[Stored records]
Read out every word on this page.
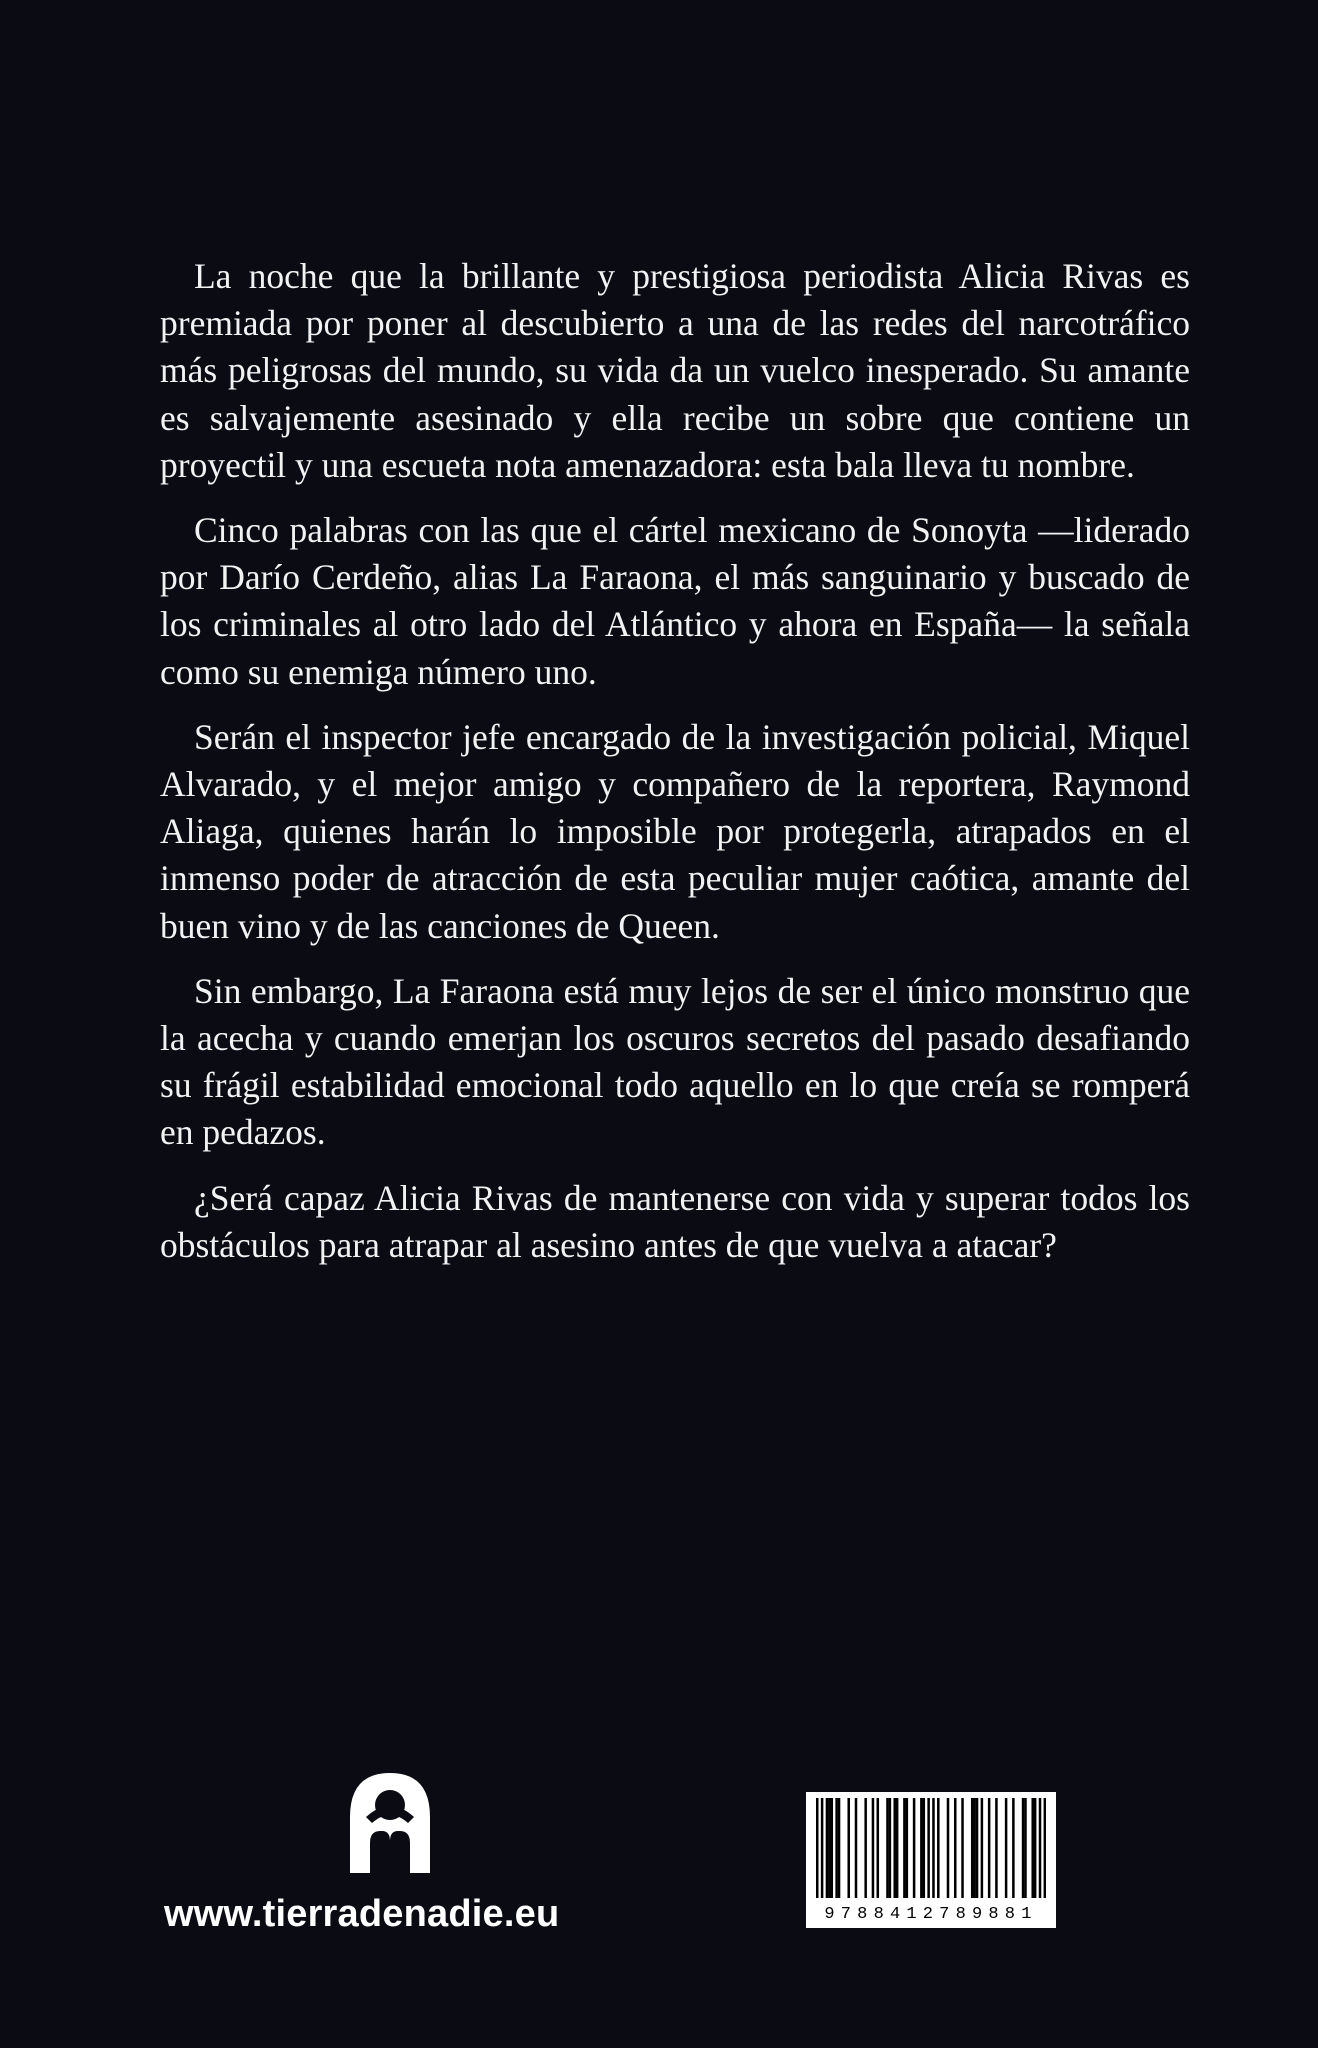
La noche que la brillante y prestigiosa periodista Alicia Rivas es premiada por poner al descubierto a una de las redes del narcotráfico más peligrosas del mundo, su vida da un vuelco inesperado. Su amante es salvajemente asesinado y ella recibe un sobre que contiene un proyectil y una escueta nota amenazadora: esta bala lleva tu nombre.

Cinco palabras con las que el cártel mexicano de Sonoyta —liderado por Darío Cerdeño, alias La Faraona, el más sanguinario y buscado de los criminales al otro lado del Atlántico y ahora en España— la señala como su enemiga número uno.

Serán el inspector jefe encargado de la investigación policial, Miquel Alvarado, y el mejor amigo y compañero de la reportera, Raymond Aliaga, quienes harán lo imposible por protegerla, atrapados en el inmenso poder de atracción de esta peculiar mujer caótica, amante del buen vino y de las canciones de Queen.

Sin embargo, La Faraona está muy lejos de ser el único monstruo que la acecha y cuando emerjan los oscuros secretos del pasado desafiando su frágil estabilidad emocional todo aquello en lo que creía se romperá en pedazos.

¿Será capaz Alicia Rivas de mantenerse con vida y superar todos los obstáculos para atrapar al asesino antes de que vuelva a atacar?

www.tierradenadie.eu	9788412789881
---
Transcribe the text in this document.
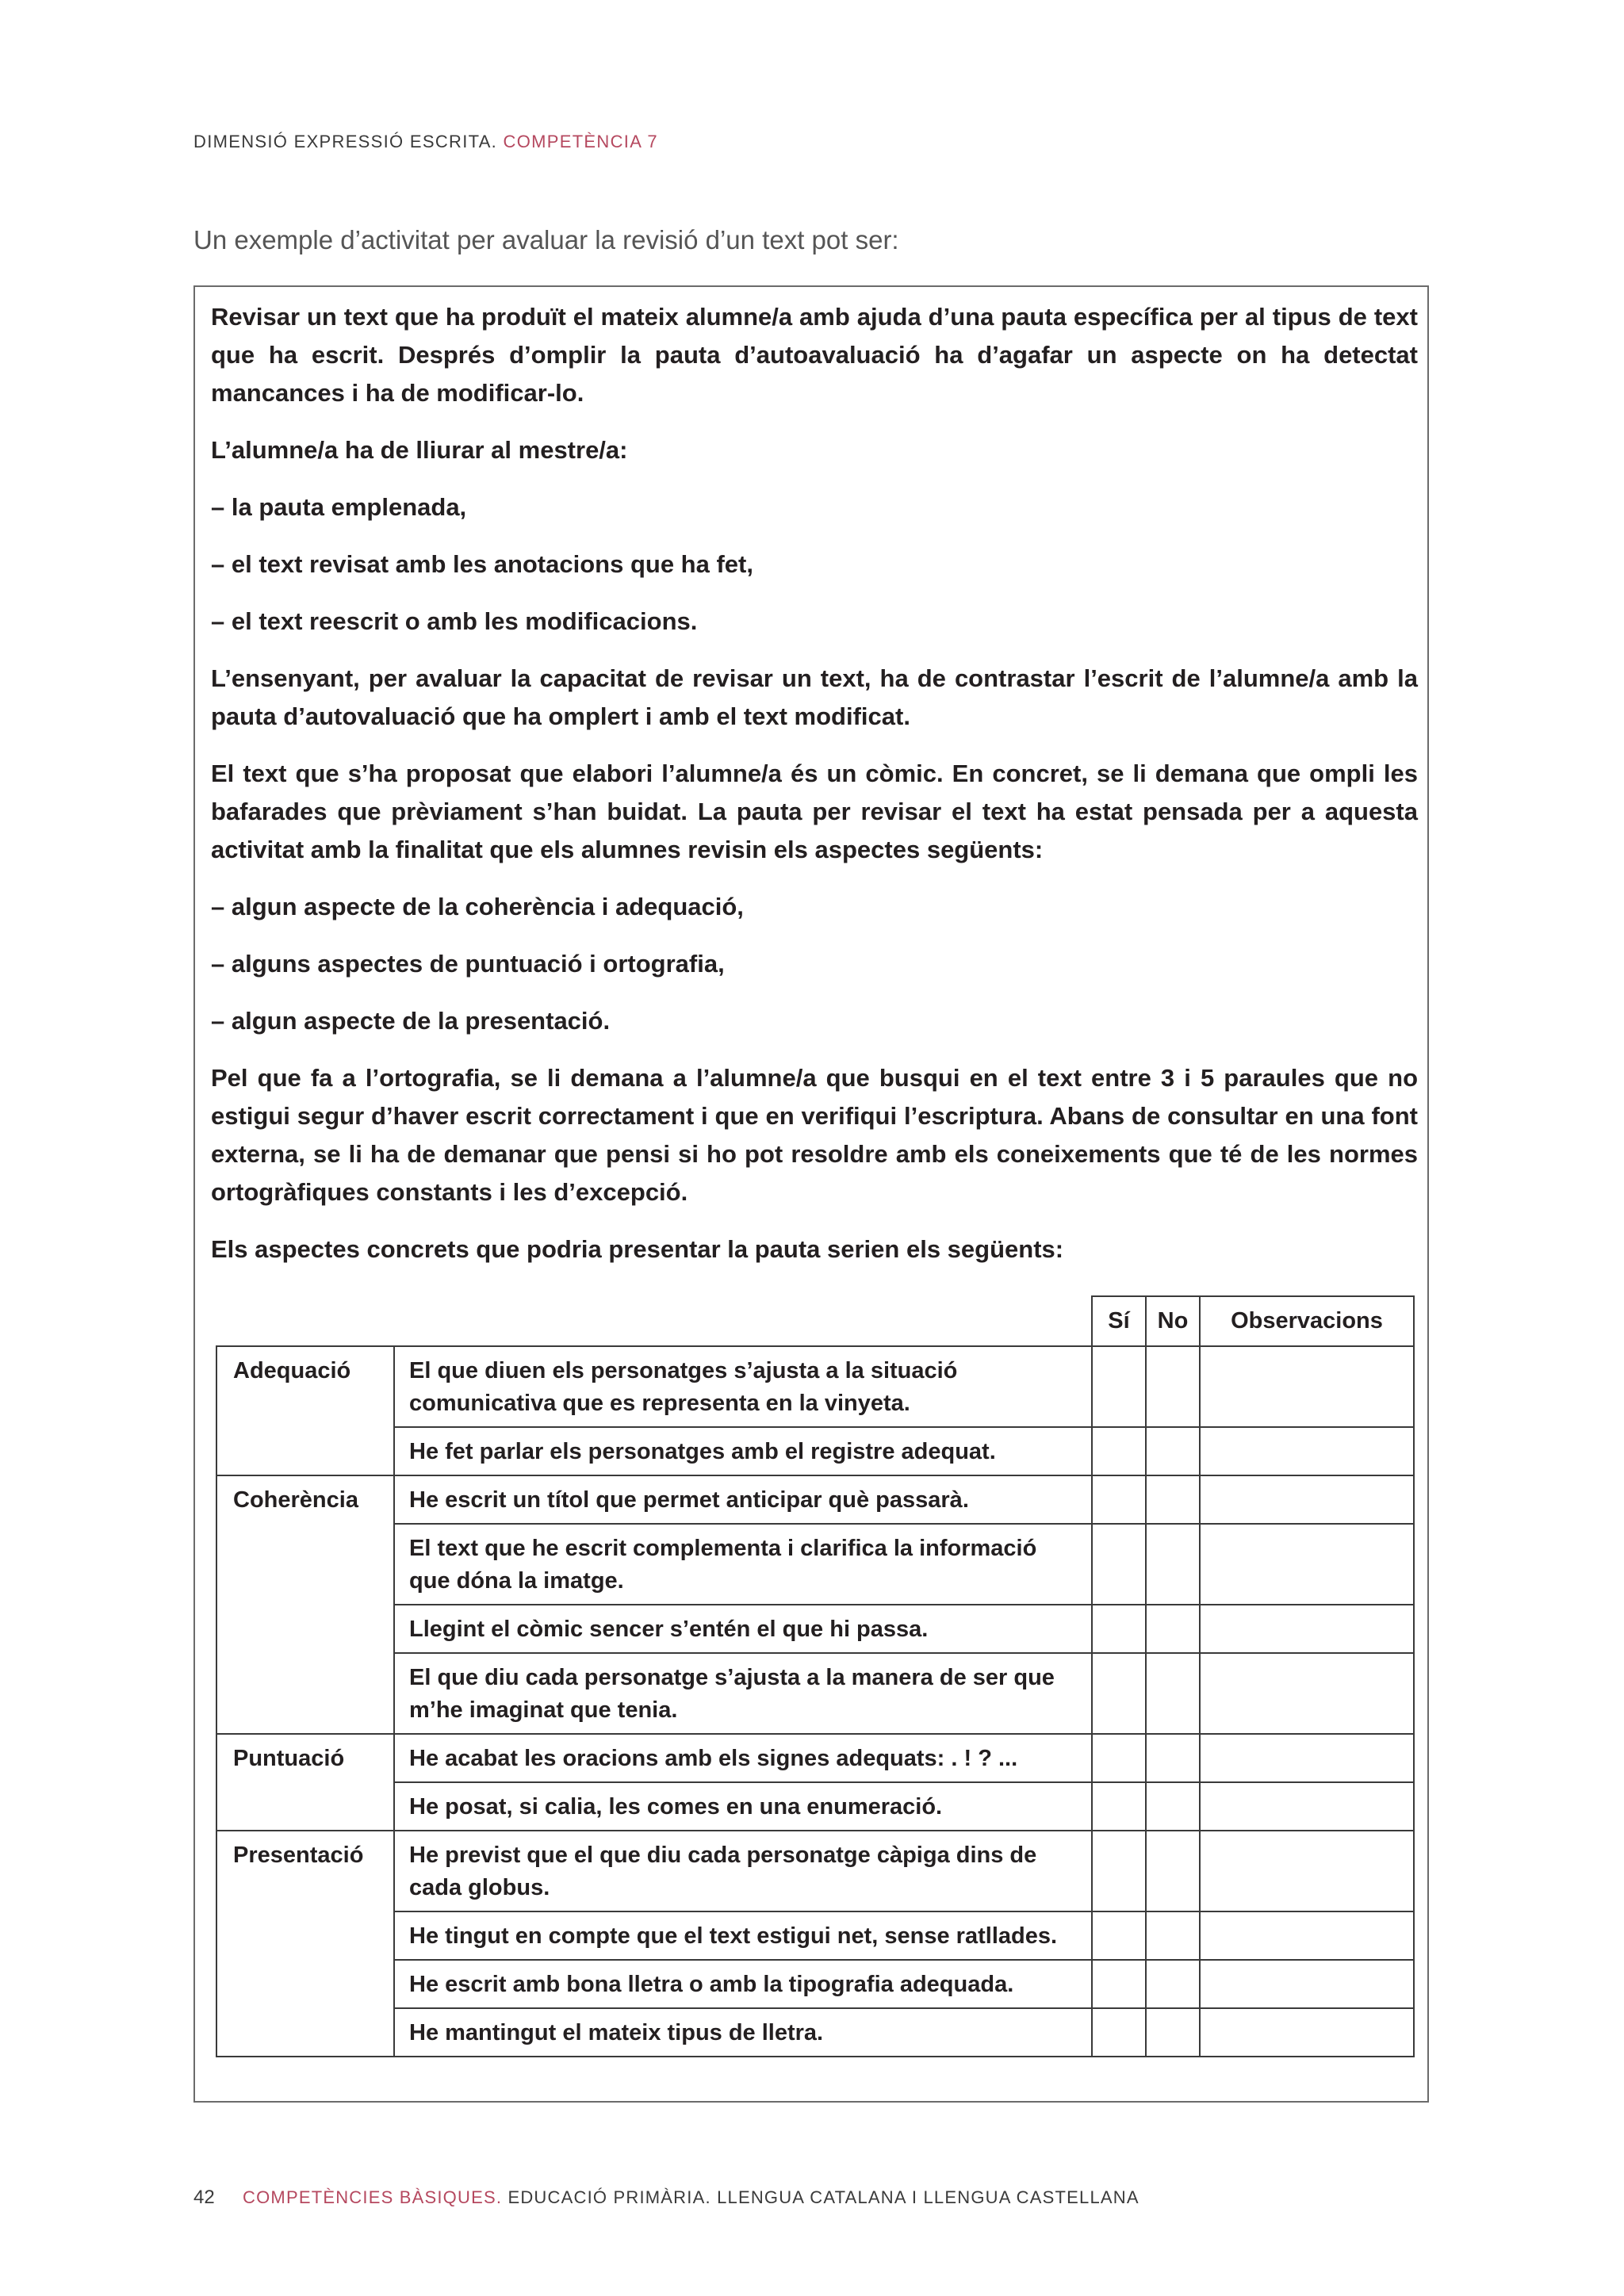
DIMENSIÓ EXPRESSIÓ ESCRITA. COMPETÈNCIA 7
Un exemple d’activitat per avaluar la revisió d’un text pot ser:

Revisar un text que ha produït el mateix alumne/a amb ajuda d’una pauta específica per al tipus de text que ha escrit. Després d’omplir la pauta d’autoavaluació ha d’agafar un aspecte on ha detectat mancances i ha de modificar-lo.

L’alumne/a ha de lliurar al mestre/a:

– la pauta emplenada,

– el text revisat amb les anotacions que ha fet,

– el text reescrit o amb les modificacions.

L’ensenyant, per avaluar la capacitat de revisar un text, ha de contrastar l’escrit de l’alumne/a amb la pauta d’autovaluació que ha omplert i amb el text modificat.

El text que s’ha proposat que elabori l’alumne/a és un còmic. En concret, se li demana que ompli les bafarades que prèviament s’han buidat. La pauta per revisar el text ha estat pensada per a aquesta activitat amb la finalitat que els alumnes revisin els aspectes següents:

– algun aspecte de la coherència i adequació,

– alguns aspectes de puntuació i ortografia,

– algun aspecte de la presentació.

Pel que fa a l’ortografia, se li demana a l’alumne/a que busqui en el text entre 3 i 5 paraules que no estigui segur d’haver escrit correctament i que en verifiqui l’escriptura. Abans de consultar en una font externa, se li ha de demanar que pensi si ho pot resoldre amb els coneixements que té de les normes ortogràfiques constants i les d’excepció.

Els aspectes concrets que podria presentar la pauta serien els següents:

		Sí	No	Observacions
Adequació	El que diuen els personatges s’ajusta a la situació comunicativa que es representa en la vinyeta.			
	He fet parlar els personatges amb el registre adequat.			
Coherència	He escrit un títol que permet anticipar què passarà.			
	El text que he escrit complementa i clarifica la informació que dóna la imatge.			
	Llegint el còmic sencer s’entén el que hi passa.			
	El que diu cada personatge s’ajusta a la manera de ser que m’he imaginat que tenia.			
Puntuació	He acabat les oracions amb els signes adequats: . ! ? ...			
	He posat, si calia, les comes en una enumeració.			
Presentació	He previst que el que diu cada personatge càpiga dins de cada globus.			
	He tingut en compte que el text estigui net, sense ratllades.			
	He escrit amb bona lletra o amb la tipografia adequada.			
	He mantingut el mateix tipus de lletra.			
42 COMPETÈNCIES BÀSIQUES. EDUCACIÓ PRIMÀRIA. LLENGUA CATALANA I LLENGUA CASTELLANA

→ **THE PROBLEM**:
Gather and return every line that holds the string "tipus".

→ **EXPECTED ANSWER**:
Revisar un text que ha produït el mateix alumne/a amb ajuda d’una pauta específica per al tipus de text que ha escrit. Després d’omplir la pauta d’autoavaluació ha d’agafar un aspecte on ha detectat mancances i ha de modificar-lo.
	He mantingut el mateix tipus de lletra.			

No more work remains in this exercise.